Task details: Copy the data that follows, character for character, minus the pictures.

[Collected data]
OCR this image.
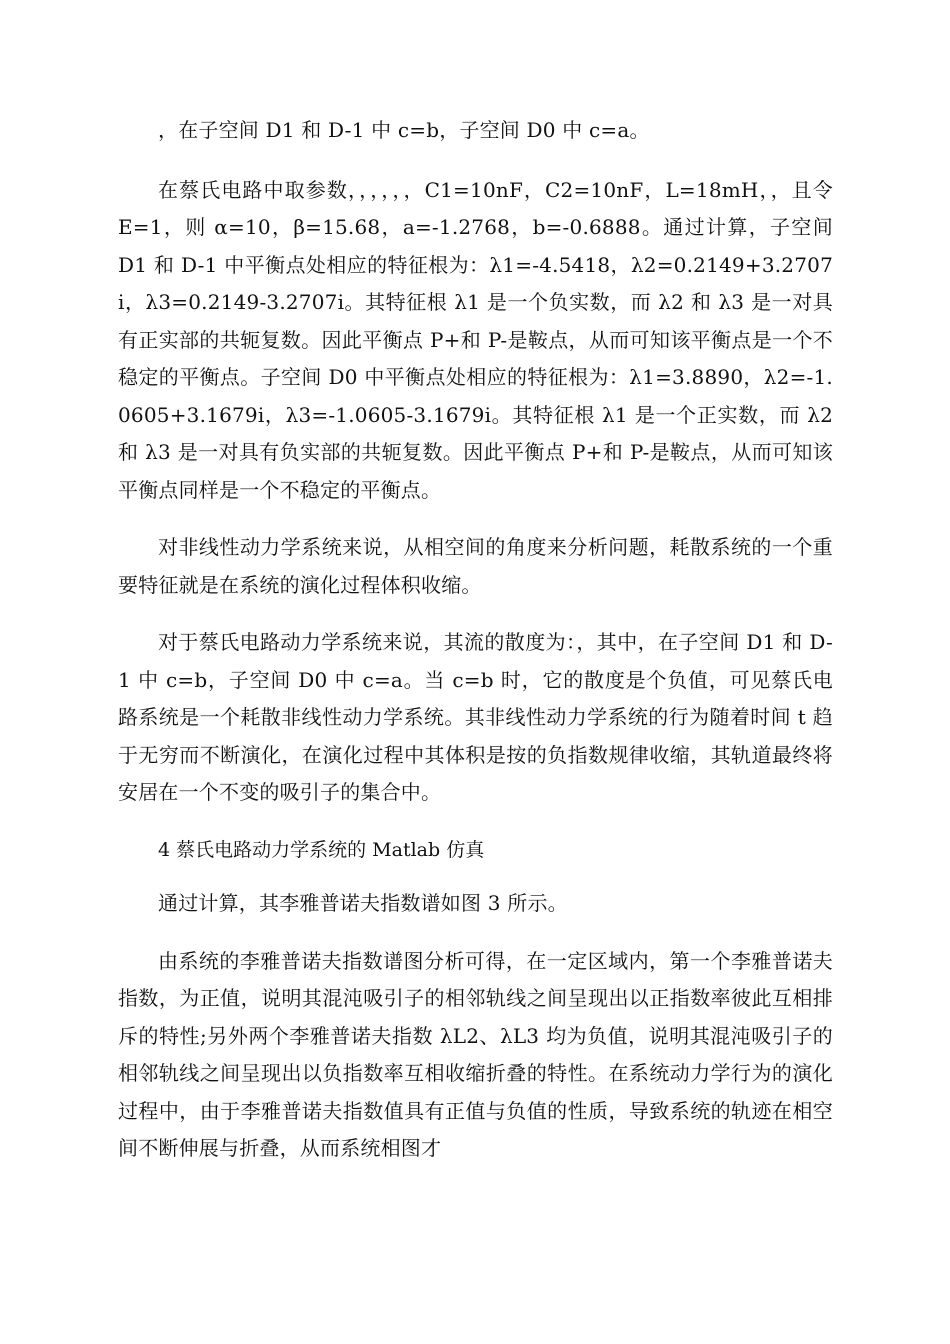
，在子空间 D1 和 D-1 中 c=b，子空间 D0 中 c=a。

在蔡氏电路中取参数，，，，，，C1=10nF，C2=10nF，L=18mH，，且令 E=1，则 α=10，β=15.68，a=-1.2768，b=-0.6888。通过计算，子空间 D1 和 D-1 中平衡点处相应的特征根为：λ1=-4.5418，λ2=0.2149+3.2707i，λ3=0.2149-3.2707i。其特征根 λ1 是一个负实数，而 λ2 和 λ3 是一对具有正实部的共轭复数。因此平衡点 P+和 P-是鞍点，从而可知该平衡点是一个不稳定的平衡点。子空间 D0 中平衡点处相应的特征根为：λ1=3.8890，λ2=-1.0605+3.1679i，λ3=-1.0605-3.1679i。其特征根 λ1 是一个正实数，而 λ2 和 λ3 是一对具有负实部的共轭复数。因此平衡点 P+和 P-是鞍点，从而可知该平衡点同样是一个不稳定的平衡点。

对非线性动力学系统来说，从相空间的角度来分析问题，耗散系统的一个重要特征就是在系统的演化过程体积收缩。

对于蔡氏电路动力学系统来说，其流的散度为：，其中，在子空间 D1 和 D-1 中 c=b，子空间 D0 中 c=a。当 c=b 时，它的散度是个负值，可见蔡氏电路系统是一个耗散非线性动力学系统。其非线性动力学系统的行为随着时间 t 趋于无穷而不断演化，在演化过程中其体积是按的负指数规律收缩，其轨道最终将安居在一个不变的吸引子的集合中。

4 蔡氏电路动力学系统的 Matlab 仿真

通过计算，其李雅普诺夫指数谱如图 3 所示。

由系统的李雅普诺夫指数谱图分析可得，在一定区域内，第一个李雅普诺夫指数，为正值，说明其混沌吸引子的相邻轨线之间呈现出以正指数率彼此互相排斥的特性;另外两个李雅普诺夫指数 λL2、λL3 均为负值，说明其混沌吸引子的相邻轨线之间呈现出以负指数率互相收缩折叠的特性。在系统动力学行为的演化过程中，由于李雅普诺夫指数值具有正值与负值的性质，导致系统的轨迹在相空间不断伸展与折叠，从而系统相图才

Response:
OCR this image.
，在子空间 D1 和 D-1 中 c=b，子空间 D0 中 c=a。

在蔡氏电路中取参数，，，，，，C1=10nF，C2=10nF，L=18mH，，且令 E=1，则 α=10，β=15.68，a=-1.2768，b=-0.6888。通过计算，子空间 D1 和 D-1 中平衡点处相应的特征根为：λ1=-4.5418，λ2=0.2149+3.2707i，λ3=0.2149-3.2707i。其特征根 λ1 是一个负实数，而 λ2 和 λ3 是一对具有正实部的共轭复数。因此平衡点 P+和 P-是鞍点，从而可知该平衡点是一个不稳定的平衡点。子空间 D0 中平衡点处相应的特征根为：λ1=3.8890，λ2=-1.0605+3.1679i，λ3=-1.0605-3.1679i。其特征根 λ1 是一个正实数，而 λ2 和 λ3 是一对具有负实部的共轭复数。因此平衡点 P+和 P-是鞍点，从而可知该平衡点同样是一个不稳定的平衡点。

对非线性动力学系统来说，从相空间的角度来分析问题，耗散系统的一个重要特征就是在系统的演化过程体积收缩。

对于蔡氏电路动力学系统来说，其流的散度为：，其中，在子空间 D1 和 D-1 中 c=b，子空间 D0 中 c=a。当 c=b 时，它的散度是个负值，可见蔡氏电路系统是一个耗散非线性动力学系统。其非线性动力学系统的行为随着时间 t 趋于无穷而不断演化，在演化过程中其体积是按的负指数规律收缩，其轨道最终将安居在一个不变的吸引子的集合中。

4 蔡氏电路动力学系统的 Matlab 仿真

通过计算，其李雅普诺夫指数谱如图 3 所示。

由系统的李雅普诺夫指数谱图分析可得，在一定区域内，第一个李雅普诺夫指数，为正值，说明其混沌吸引子的相邻轨线之间呈现出以正指数率彼此互相排斥的特性;另外两个李雅普诺夫指数 λL2、λL3 均为负值，说明其混沌吸引子的相邻轨线之间呈现出以负指数率互相收缩折叠的特性。在系统动力学行为的演化过程中，由于李雅普诺夫指数值具有正值与负值的性质，导致系统的轨迹在相空间不断伸展与折叠，从而系统相图才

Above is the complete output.